(Stored items)

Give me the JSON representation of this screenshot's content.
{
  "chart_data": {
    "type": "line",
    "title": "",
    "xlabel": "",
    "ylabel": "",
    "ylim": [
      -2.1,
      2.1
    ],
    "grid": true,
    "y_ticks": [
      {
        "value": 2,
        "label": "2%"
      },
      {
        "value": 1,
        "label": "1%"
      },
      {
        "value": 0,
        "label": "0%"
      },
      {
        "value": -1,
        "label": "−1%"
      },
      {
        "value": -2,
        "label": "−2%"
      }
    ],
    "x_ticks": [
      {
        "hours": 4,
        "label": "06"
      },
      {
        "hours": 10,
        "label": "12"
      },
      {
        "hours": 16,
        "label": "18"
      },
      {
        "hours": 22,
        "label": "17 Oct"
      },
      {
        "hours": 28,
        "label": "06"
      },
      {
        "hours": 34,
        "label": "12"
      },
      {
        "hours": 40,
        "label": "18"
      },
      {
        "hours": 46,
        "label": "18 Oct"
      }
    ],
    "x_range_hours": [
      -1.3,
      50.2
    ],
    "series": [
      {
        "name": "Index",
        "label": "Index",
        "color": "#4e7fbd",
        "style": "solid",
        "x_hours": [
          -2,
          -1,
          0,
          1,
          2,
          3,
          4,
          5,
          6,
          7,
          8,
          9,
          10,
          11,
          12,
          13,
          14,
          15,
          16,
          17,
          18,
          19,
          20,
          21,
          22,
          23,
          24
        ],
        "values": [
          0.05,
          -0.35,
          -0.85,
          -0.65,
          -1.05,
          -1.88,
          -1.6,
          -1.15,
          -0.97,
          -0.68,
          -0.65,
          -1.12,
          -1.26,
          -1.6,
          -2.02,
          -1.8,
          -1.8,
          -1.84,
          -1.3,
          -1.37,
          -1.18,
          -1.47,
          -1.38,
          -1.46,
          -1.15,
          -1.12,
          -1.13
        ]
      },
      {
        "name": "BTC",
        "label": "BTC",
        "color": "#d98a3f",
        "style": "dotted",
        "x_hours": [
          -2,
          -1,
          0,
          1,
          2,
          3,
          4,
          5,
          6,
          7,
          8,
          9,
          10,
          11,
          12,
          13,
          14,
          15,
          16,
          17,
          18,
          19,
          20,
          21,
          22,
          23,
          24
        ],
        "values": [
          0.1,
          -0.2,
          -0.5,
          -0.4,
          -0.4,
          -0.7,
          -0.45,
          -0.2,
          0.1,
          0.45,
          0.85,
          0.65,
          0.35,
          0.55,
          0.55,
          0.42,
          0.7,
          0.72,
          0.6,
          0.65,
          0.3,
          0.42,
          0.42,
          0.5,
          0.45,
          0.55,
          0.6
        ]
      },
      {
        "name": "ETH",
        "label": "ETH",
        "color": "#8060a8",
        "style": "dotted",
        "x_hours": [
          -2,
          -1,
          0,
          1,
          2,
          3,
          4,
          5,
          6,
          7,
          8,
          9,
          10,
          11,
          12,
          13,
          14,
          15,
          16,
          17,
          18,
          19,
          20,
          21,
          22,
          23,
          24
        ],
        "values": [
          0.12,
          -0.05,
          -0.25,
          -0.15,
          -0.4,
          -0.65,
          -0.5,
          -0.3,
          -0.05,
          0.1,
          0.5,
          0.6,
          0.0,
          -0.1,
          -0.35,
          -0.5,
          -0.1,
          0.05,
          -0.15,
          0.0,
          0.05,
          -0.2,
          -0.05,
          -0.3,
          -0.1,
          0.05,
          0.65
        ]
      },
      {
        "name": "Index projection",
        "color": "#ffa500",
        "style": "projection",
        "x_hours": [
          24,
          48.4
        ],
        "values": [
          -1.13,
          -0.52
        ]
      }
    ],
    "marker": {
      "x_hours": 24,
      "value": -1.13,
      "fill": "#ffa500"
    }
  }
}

### EXERCISE
Every record should be repeated exactly; please leave none out.

### ANSWER TO THIS TASK
Give me the JSON representation of this screenshot's content.
{
  "chart_data": {
    "type": "line",
    "title": "",
    "xlabel": "",
    "ylabel": "",
    "ylim": [
      -2.1,
      2.1
    ],
    "grid": true,
    "y_ticks": [
      {
        "value": 2,
        "label": "2%"
      },
      {
        "value": 1,
        "label": "1%"
      },
      {
        "value": 0,
        "label": "0%"
      },
      {
        "value": -1,
        "label": "−1%"
      },
      {
        "value": -2,
        "label": "−2%"
      }
    ],
    "x_ticks": [
      {
        "hours": 4,
        "label": "06"
      },
      {
        "hours": 10,
        "label": "12"
      },
      {
        "hours": 16,
        "label": "18"
      },
      {
        "hours": 22,
        "label": "17 Oct"
      },
      {
        "hours": 28,
        "label": "06"
      },
      {
        "hours": 34,
        "label": "12"
      },
      {
        "hours": 40,
        "label": "18"
      },
      {
        "hours": 46,
        "label": "18 Oct"
      }
    ],
    "x_range_hours": [
      -1.3,
      50.2
    ],
    "series": [
      {
        "name": "Index",
        "label": "Index",
        "color": "#4e7fbd",
        "style": "solid",
        "x_hours": [
          -2,
          -1,
          0,
          1,
          2,
          3,
          4,
          5,
          6,
          7,
          8,
          9,
          10,
          11,
          12,
          13,
          14,
          15,
          16,
          17,
          18,
          19,
          20,
          21,
          22,
          23,
          24
        ],
        "values": [
          0.05,
          -0.35,
          -0.85,
          -0.65,
          -1.05,
          -1.88,
          -1.6,
          -1.15,
          -0.97,
          -0.68,
          -0.65,
          -1.12,
          -1.26,
          -1.6,
          -2.02,
          -1.8,
          -1.8,
          -1.84,
          -1.3,
          -1.37,
          -1.18,
          -1.47,
          -1.38,
          -1.46,
          -1.15,
          -1.12,
          -1.13
        ]
      },
      {
        "name": "BTC",
        "label": "BTC",
        "color": "#d98a3f",
        "style": "dotted",
        "x_hours": [
          -2,
          -1,
          0,
          1,
          2,
          3,
          4,
          5,
          6,
          7,
          8,
          9,
          10,
          11,
          12,
          13,
          14,
          15,
          16,
          17,
          18,
          19,
          20,
          21,
          22,
          23,
          24
        ],
        "values": [
          0.1,
          -0.2,
          -0.5,
          -0.4,
          -0.4,
          -0.7,
          -0.45,
          -0.2,
          0.1,
          0.45,
          0.85,
          0.65,
          0.35,
          0.55,
          0.55,
          0.42,
          0.7,
          0.72,
          0.6,
          0.65,
          0.3,
          0.42,
          0.42,
          0.5,
          0.45,
          0.55,
          0.6
        ]
      },
      {
        "name": "ETH",
        "label": "ETH",
        "color": "#8060a8",
        "style": "dotted",
        "x_hours": [
          -2,
          -1,
          0,
          1,
          2,
          3,
          4,
          5,
          6,
          7,
          8,
          9,
          10,
          11,
          12,
          13,
          14,
          15,
          16,
          17,
          18,
          19,
          20,
          21,
          22,
          23,
          24
        ],
        "values": [
          0.12,
          -0.05,
          -0.25,
          -0.15,
          -0.4,
          -0.65,
          -0.5,
          -0.3,
          -0.05,
          0.1,
          0.5,
          0.6,
          0.0,
          -0.1,
          -0.35,
          -0.5,
          -0.1,
          0.05,
          -0.15,
          0.0,
          0.05,
          -0.2,
          -0.05,
          -0.3,
          -0.1,
          0.05,
          0.65
        ]
      },
      {
        "name": "Index projection",
        "color": "#ffa500",
        "style": "projection",
        "x_hours": [
          24,
          48.4
        ],
        "values": [
          -1.13,
          -0.52
        ]
      }
    ],
    "marker": {
      "x_hours": 24,
      "value": -1.13,
      "fill": "#ffa500"
    }
  }
}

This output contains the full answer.